== SUPPLIED RECORDS ==
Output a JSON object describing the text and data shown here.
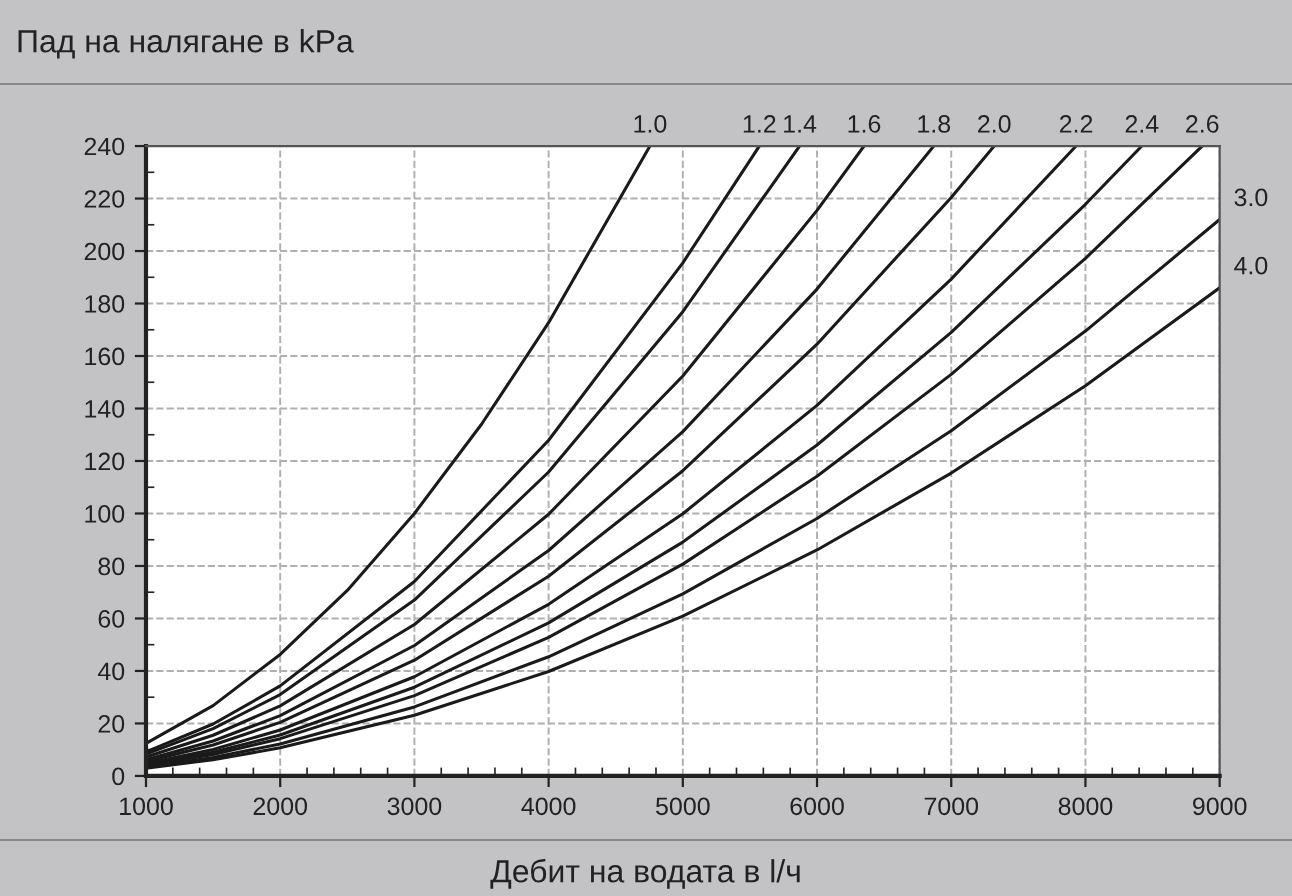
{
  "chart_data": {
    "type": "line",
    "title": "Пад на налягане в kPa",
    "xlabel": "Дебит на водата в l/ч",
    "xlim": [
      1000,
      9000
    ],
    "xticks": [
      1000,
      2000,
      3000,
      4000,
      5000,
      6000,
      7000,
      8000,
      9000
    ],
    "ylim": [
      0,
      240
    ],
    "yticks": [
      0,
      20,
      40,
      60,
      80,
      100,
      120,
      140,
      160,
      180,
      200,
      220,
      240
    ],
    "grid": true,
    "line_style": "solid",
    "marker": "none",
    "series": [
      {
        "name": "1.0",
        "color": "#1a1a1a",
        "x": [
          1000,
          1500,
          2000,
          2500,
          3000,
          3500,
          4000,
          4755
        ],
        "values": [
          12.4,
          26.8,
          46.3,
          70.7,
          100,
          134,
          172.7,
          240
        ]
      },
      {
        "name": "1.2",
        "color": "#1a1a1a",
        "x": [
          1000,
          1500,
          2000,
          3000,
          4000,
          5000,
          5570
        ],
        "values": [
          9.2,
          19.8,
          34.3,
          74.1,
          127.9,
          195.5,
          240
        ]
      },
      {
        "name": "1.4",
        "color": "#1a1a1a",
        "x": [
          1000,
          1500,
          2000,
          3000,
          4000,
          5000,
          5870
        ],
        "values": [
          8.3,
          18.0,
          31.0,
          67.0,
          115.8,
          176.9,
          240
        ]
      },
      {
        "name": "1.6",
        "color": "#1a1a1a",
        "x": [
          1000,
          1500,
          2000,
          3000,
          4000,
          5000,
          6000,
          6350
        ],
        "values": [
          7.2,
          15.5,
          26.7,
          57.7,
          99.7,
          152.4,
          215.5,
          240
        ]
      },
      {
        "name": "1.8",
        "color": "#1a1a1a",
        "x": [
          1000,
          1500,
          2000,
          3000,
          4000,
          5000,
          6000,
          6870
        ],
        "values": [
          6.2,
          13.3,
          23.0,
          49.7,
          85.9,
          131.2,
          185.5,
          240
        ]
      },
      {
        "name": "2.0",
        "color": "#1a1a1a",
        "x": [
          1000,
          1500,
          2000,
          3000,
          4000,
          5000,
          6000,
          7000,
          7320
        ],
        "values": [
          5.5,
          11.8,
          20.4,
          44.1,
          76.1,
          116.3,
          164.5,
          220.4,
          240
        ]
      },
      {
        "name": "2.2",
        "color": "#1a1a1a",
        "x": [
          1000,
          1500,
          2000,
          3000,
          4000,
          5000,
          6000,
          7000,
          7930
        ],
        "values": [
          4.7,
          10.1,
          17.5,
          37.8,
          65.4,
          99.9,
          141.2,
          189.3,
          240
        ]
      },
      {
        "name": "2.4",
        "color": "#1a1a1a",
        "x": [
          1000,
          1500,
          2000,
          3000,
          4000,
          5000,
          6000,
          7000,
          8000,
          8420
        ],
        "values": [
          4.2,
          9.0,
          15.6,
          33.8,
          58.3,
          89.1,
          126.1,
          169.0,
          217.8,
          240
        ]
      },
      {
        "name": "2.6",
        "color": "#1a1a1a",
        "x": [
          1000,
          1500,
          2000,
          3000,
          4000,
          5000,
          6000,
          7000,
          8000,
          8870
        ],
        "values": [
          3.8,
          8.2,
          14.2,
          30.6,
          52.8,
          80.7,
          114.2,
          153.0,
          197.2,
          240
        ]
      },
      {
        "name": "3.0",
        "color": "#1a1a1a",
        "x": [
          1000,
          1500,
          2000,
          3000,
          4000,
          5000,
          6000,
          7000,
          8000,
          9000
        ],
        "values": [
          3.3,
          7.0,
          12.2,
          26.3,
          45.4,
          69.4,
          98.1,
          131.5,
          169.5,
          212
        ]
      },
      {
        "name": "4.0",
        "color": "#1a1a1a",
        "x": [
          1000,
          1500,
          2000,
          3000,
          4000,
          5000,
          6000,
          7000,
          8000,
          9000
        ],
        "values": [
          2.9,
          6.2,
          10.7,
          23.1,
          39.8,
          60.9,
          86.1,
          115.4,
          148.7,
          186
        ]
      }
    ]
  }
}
===
▶ TASK REQUIREMENTS: Give only the number of lines in the material above that hold the word "name".

▶ COMPLETE RESPONSE: 11